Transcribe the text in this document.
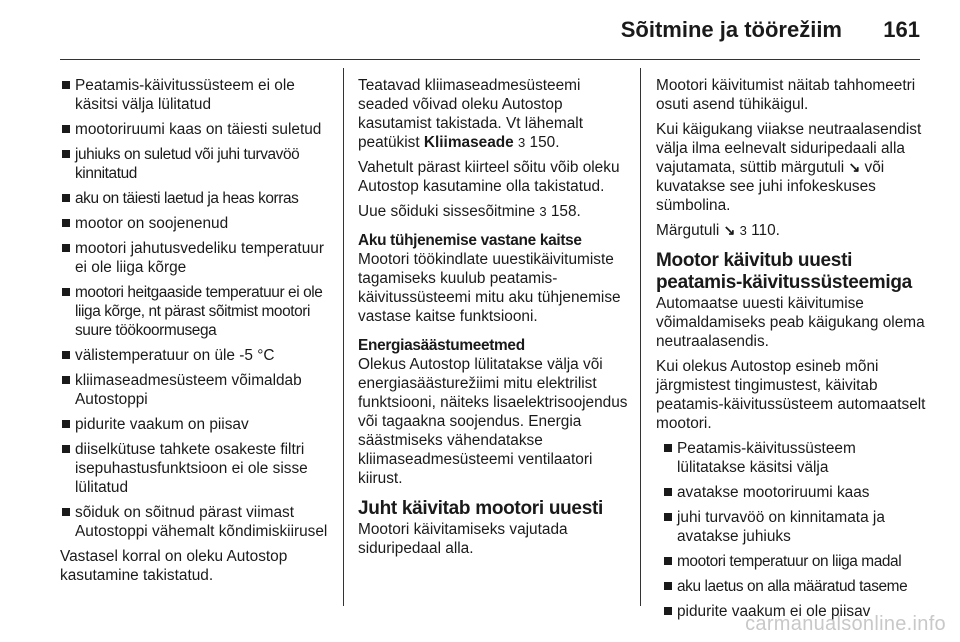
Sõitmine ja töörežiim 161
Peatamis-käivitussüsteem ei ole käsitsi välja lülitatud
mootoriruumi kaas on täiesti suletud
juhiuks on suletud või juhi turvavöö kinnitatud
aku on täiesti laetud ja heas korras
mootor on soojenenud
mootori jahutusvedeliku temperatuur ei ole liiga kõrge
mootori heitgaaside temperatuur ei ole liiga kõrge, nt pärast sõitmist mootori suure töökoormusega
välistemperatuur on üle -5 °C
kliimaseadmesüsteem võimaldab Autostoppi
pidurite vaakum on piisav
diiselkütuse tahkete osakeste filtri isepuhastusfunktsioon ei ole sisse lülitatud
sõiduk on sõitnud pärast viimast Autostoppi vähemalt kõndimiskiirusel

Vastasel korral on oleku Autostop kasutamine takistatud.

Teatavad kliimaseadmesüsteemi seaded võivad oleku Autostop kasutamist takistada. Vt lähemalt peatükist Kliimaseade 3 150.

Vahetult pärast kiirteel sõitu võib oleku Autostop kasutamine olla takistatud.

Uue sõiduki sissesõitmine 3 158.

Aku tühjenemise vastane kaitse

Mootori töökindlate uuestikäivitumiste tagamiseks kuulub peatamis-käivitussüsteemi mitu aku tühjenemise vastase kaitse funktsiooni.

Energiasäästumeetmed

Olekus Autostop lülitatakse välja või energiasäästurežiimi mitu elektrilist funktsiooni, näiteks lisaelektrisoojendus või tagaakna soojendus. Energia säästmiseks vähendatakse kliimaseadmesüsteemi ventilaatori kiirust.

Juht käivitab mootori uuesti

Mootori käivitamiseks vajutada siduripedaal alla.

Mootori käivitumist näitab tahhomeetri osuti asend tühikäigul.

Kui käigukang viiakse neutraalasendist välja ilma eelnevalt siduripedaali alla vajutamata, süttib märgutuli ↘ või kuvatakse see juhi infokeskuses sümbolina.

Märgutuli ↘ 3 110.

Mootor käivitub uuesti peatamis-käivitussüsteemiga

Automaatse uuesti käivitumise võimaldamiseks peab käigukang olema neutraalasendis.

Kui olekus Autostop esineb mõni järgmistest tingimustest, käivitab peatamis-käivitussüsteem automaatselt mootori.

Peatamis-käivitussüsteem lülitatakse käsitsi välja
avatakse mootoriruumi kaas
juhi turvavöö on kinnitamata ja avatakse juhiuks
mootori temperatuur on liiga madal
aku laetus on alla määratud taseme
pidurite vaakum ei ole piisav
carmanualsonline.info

--------

The exercise: Looking at the records above, say how many lines hold the string "mitu". Write nothing but the number.

In response: 2